(SET EXERCISE): Below are some records; reproduce every one of them exactly.

START RECORDS FOR THE TASK

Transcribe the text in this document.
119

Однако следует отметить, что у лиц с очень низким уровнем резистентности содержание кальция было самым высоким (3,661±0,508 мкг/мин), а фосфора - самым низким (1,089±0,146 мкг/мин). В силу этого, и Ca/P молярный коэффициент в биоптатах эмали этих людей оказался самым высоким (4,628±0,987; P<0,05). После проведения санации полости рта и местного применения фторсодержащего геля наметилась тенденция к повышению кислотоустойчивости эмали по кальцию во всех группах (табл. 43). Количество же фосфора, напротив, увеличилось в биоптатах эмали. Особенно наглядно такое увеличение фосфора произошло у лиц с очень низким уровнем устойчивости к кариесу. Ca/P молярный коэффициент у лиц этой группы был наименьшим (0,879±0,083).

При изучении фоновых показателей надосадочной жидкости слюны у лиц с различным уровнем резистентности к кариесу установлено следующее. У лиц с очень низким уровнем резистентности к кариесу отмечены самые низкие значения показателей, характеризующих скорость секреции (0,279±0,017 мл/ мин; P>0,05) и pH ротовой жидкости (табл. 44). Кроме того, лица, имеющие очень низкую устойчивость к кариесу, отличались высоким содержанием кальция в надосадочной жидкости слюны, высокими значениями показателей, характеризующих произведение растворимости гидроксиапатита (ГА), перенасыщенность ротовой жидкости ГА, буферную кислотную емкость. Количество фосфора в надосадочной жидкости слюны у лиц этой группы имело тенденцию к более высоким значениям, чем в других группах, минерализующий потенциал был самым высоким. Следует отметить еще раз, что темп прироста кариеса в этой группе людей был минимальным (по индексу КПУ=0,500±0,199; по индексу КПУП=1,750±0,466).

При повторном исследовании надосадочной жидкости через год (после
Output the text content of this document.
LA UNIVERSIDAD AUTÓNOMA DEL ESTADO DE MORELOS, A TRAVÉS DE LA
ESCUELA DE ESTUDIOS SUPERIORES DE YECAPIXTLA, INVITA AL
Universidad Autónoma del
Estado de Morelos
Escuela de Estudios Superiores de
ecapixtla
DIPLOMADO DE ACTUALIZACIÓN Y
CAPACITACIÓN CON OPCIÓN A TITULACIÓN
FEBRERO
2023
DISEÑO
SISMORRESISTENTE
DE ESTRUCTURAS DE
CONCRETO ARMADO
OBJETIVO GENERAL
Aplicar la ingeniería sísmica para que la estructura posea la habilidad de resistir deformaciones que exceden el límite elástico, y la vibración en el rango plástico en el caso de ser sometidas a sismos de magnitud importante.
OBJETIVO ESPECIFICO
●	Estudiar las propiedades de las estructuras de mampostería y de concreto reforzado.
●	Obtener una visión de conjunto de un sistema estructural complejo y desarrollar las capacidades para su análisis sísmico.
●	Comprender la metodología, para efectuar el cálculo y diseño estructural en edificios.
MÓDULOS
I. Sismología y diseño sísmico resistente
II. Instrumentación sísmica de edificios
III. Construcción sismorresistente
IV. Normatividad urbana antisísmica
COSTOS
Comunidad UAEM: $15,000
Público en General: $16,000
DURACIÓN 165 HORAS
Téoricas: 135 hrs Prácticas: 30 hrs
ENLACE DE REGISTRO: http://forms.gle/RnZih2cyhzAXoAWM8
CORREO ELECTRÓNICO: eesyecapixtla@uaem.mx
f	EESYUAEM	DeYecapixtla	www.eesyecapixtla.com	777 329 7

END RECORDS FOR THE TASK

(EXERCISE ANSWER):
Transcribe the text in this document.
119

Однако следует отметить, что у лиц с очень низким уровнем резистентности содержание кальция было самым высоким (3,661±0,508 мкг/мин), а фосфора - самым низким (1,089±0,146 мкг/мин). В силу этого, и Ca/P молярный коэффициент в биоптатах эмали этих людей оказался самым высоким (4,628±0,987; P<0,05). После проведения санации полости рта и местного применения фторсодержащего геля наметилась тенденция к повышению кислотоустойчивости эмали по кальцию во всех группах (табл. 43). Количество же фосфора, напротив, увеличилось в биоптатах эмали. Особенно наглядно такое увеличение фосфора произошло у лиц с очень низким уровнем устойчивости к кариесу. Ca/P молярный коэффициент у лиц этой группы был наименьшим (0,879±0,083).

При изучении фоновых показателей надосадочной жидкости слюны у лиц с различным уровнем резистентности к кариесу установлено следующее. У лиц с очень низким уровнем резистентности к кариесу отмечены самые низкие значения показателей, характеризующих скорость секреции (0,279±0,017 мл/ мин; P>0,05) и pH ротовой жидкости (табл. 44). Кроме того, лица, имеющие очень низкую устойчивость к кариесу, отличались высоким содержанием кальция в надосадочной жидкости слюны, высокими значениями показателей, характеризующих произведение растворимости гидроксиапатита (ГА), перенасыщенность ротовой жидкости ГА, буферную кислотную емкость. Количество фосфора в надосадочной жидкости слюны у лиц этой группы имело тенденцию к более высоким значениям, чем в других группах, минерализующий потенциал был самым высоким. Следует отметить еще раз, что темп прироста кариеса в этой группе людей был минимальным (по индексу КПУ=0,500±0,199; по индексу КПУП=1,750±0,466).

При повторном исследовании надосадочной жидкости через год (после
Output the text content of this document.
LA UNIVERSIDAD AUTÓNOMA DEL ESTADO DE MORELOS, A TRAVÉS DE LA
ESCUELA DE ESTUDIOS SUPERIORES DE YECAPIXTLA, INVITA AL
Universidad Autónoma del
Estado de Morelos
Escuela de Estudios Superiores de
ecapixtla
DIPLOMADO DE ACTUALIZACIÓN Y
CAPACITACIÓN CON OPCIÓN A TITULACIÓN
FEBRERO
2023
DISEÑO
SISMORRESISTENTE
DE ESTRUCTURAS DE
CONCRETO ARMADO
OBJETIVO GENERAL
Aplicar la ingeniería sísmica para que la estructura posea la habilidad de resistir deformaciones que exceden el límite elástico, y la vibración en el rango plástico en el caso de ser sometidas a sismos de magnitud importante.
OBJETIVO ESPECIFICO
●	Estudiar las propiedades de las estructuras de mampostería y de concreto reforzado.
●	Obtener una visión de conjunto de un sistema estructural complejo y desarrollar las capacidades para su análisis sísmico.
●	Comprender la metodología, para efectuar el cálculo y diseño estructural en edificios.
MÓDULOS
I. Sismología y diseño sísmico resistente
II. Instrumentación sísmica de edificios
III. Construcción sismorresistente
IV. Normatividad urbana antisísmica
COSTOS
Comunidad UAEM: $15,000
Público en General: $16,000
DURACIÓN 165 HORAS
Téoricas: 135 hrs Prácticas: 30 hrs
ENLACE DE REGISTRO: http://forms.gle/RnZih2cyhzAXoAWM8
CORREO ELECTRÓNICO: eesyecapixtla@uaem.mx
f	EESYUAEM	DeYecapixtla	www.eesyecapixtla.com	777 329 7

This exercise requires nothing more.